— RECORDED DATA —
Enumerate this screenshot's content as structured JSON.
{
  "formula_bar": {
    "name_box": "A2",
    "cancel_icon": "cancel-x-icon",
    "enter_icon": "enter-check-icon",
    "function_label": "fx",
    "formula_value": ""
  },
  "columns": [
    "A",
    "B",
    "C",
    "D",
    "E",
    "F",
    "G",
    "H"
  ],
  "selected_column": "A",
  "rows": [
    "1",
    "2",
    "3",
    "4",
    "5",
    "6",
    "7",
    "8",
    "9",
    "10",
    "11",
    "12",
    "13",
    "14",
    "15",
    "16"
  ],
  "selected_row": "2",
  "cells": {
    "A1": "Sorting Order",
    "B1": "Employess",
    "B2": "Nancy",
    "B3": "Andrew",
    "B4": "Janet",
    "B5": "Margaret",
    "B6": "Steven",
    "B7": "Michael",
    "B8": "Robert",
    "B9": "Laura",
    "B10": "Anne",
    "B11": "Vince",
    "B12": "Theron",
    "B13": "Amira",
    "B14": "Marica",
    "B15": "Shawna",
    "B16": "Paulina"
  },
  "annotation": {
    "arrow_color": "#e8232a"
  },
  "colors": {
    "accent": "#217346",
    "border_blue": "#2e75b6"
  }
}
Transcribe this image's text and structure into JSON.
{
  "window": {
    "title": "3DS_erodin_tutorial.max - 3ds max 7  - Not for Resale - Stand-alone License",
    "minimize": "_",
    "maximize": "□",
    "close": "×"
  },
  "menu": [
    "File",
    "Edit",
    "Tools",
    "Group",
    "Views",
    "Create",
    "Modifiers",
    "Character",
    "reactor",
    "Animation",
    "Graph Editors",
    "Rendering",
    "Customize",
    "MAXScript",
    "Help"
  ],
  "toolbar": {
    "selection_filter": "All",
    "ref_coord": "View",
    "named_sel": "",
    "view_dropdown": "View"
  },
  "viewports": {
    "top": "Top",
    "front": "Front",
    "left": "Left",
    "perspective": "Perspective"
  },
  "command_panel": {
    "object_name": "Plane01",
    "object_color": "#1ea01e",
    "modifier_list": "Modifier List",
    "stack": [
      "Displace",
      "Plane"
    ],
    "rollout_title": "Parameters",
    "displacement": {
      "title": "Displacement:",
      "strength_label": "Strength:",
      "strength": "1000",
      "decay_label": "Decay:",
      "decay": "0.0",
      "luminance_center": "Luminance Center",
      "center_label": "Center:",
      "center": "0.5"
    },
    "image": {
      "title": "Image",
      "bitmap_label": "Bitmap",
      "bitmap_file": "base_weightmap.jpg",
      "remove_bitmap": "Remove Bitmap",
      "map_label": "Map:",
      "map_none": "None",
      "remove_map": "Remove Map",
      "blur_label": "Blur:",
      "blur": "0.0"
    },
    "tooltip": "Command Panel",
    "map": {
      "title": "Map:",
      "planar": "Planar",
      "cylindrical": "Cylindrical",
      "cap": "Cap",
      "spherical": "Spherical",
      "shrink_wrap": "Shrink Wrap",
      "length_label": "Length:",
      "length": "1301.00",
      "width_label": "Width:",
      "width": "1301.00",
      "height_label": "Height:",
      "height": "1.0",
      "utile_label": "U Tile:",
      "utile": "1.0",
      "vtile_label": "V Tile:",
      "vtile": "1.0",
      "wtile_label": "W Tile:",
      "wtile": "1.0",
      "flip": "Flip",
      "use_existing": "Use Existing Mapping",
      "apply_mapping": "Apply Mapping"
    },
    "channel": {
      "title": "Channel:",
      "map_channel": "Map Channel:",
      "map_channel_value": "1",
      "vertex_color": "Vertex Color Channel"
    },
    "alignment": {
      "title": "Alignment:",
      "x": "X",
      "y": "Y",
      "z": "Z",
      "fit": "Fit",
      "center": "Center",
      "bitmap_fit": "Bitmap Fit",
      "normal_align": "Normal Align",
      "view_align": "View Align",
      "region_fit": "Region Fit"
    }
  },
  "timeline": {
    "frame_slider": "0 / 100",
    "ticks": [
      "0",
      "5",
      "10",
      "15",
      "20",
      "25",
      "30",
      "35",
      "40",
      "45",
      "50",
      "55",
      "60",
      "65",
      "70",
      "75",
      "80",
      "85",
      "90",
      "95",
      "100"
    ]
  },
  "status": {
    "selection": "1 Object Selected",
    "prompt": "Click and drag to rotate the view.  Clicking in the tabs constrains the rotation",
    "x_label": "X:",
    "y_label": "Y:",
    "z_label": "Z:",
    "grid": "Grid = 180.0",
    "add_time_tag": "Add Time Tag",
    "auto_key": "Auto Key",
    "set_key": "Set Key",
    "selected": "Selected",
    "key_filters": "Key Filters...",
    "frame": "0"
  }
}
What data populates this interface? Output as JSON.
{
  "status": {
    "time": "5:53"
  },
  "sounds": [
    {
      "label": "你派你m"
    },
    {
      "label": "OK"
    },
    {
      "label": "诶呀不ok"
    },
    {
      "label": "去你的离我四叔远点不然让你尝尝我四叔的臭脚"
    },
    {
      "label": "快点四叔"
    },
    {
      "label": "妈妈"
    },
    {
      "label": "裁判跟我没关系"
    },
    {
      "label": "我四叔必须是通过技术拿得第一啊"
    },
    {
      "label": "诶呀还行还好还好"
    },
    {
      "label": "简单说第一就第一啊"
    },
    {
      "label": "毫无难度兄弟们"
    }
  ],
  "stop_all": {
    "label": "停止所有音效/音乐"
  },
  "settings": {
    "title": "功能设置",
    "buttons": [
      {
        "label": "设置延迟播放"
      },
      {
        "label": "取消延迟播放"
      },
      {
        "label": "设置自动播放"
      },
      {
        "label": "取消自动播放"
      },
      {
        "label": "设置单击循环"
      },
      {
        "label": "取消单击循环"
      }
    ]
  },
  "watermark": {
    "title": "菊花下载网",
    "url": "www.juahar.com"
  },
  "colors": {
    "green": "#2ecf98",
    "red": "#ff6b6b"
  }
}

— GIVEN TASK —
Reproduce the whole listing word for word.

— EXERCISE RESULT —
Enumerate this screenshot's content as structured JSON.
{
  "formula_bar": {
    "name_box": "A2",
    "cancel_icon": "cancel-x-icon",
    "enter_icon": "enter-check-icon",
    "function_label": "fx",
    "formula_value": ""
  },
  "columns": [
    "A",
    "B",
    "C",
    "D",
    "E",
    "F",
    "G",
    "H"
  ],
  "selected_column": "A",
  "rows": [
    "1",
    "2",
    "3",
    "4",
    "5",
    "6",
    "7",
    "8",
    "9",
    "10",
    "11",
    "12",
    "13",
    "14",
    "15",
    "16"
  ],
  "selected_row": "2",
  "cells": {
    "A1": "Sorting Order",
    "B1": "Employess",
    "B2": "Nancy",
    "B3": "Andrew",
    "B4": "Janet",
    "B5": "Margaret",
    "B6": "Steven",
    "B7": "Michael",
    "B8": "Robert",
    "B9": "Laura",
    "B10": "Anne",
    "B11": "Vince",
    "B12": "Theron",
    "B13": "Amira",
    "B14": "Marica",
    "B15": "Shawna",
    "B16": "Paulina"
  },
  "annotation": {
    "arrow_color": "#e8232a"
  },
  "colors": {
    "accent": "#217346",
    "border_blue": "#2e75b6"
  }
}
Transcribe this image's text and structure into JSON.
{
  "window": {
    "title": "3DS_erodin_tutorial.max - 3ds max 7  - Not for Resale - Stand-alone License",
    "minimize": "_",
    "maximize": "□",
    "close": "×"
  },
  "menu": [
    "File",
    "Edit",
    "Tools",
    "Group",
    "Views",
    "Create",
    "Modifiers",
    "Character",
    "reactor",
    "Animation",
    "Graph Editors",
    "Rendering",
    "Customize",
    "MAXScript",
    "Help"
  ],
  "toolbar": {
    "selection_filter": "All",
    "ref_coord": "View",
    "named_sel": "",
    "view_dropdown": "View"
  },
  "viewports": {
    "top": "Top",
    "front": "Front",
    "left": "Left",
    "perspective": "Perspective"
  },
  "command_panel": {
    "object_name": "Plane01",
    "object_color": "#1ea01e",
    "modifier_list": "Modifier List",
    "stack": [
      "Displace",
      "Plane"
    ],
    "rollout_title": "Parameters",
    "displacement": {
      "title": "Displacement:",
      "strength_label": "Strength:",
      "strength": "1000",
      "decay_label": "Decay:",
      "decay": "0.0",
      "luminance_center": "Luminance Center",
      "center_label": "Center:",
      "center": "0.5"
    },
    "image": {
      "title": "Image",
      "bitmap_label": "Bitmap",
      "bitmap_file": "base_weightmap.jpg",
      "remove_bitmap": "Remove Bitmap",
      "map_label": "Map:",
      "map_none": "None",
      "remove_map": "Remove Map",
      "blur_label": "Blur:",
      "blur": "0.0"
    },
    "tooltip": "Command Panel",
    "map": {
      "title": "Map:",
      "planar": "Planar",
      "cylindrical": "Cylindrical",
      "cap": "Cap",
      "spherical": "Spherical",
      "shrink_wrap": "Shrink Wrap",
      "length_label": "Length:",
      "length": "1301.00",
      "width_label": "Width:",
      "width": "1301.00",
      "height_label": "Height:",
      "height": "1.0",
      "utile_label": "U Tile:",
      "utile": "1.0",
      "vtile_label": "V Tile:",
      "vtile": "1.0",
      "wtile_label": "W Tile:",
      "wtile": "1.0",
      "flip": "Flip",
      "use_existing": "Use Existing Mapping",
      "apply_mapping": "Apply Mapping"
    },
    "channel": {
      "title": "Channel:",
      "map_channel": "Map Channel:",
      "map_channel_value": "1",
      "vertex_color": "Vertex Color Channel"
    },
    "alignment": {
      "title": "Alignment:",
      "x": "X",
      "y": "Y",
      "z": "Z",
      "fit": "Fit",
      "center": "Center",
      "bitmap_fit": "Bitmap Fit",
      "normal_align": "Normal Align",
      "view_align": "View Align",
      "region_fit": "Region Fit"
    }
  },
  "timeline": {
    "frame_slider": "0 / 100",
    "ticks": [
      "0",
      "5",
      "10",
      "15",
      "20",
      "25",
      "30",
      "35",
      "40",
      "45",
      "50",
      "55",
      "60",
      "65",
      "70",
      "75",
      "80",
      "85",
      "90",
      "95",
      "100"
    ]
  },
  "status": {
    "selection": "1 Object Selected",
    "prompt": "Click and drag to rotate the view.  Clicking in the tabs constrains the rotation",
    "x_label": "X:",
    "y_label": "Y:",
    "z_label": "Z:",
    "grid": "Grid = 180.0",
    "add_time_tag": "Add Time Tag",
    "auto_key": "Auto Key",
    "set_key": "Set Key",
    "selected": "Selected",
    "key_filters": "Key Filters...",
    "frame": "0"
  }
}
What data populates this interface? Output as JSON.
{
  "status": {
    "time": "5:53"
  },
  "sounds": [
    {
      "label": "你派你m"
    },
    {
      "label": "OK"
    },
    {
      "label": "诶呀不ok"
    },
    {
      "label": "去你的离我四叔远点不然让你尝尝我四叔的臭脚"
    },
    {
      "label": "快点四叔"
    },
    {
      "label": "妈妈"
    },
    {
      "label": "裁判跟我没关系"
    },
    {
      "label": "我四叔必须是通过技术拿得第一啊"
    },
    {
      "label": "诶呀还行还好还好"
    },
    {
      "label": "简单说第一就第一啊"
    },
    {
      "label": "毫无难度兄弟们"
    }
  ],
  "stop_all": {
    "label": "停止所有音效/音乐"
  },
  "settings": {
    "title": "功能设置",
    "buttons": [
      {
        "label": "设置延迟播放"
      },
      {
        "label": "取消延迟播放"
      },
      {
        "label": "设置自动播放"
      },
      {
        "label": "取消自动播放"
      },
      {
        "label": "设置单击循环"
      },
      {
        "label": "取消单击循环"
      }
    ]
  },
  "watermark": {
    "title": "菊花下载网",
    "url": "www.juahar.com"
  },
  "colors": {
    "green": "#2ecf98",
    "red": "#ff6b6b"
  }
}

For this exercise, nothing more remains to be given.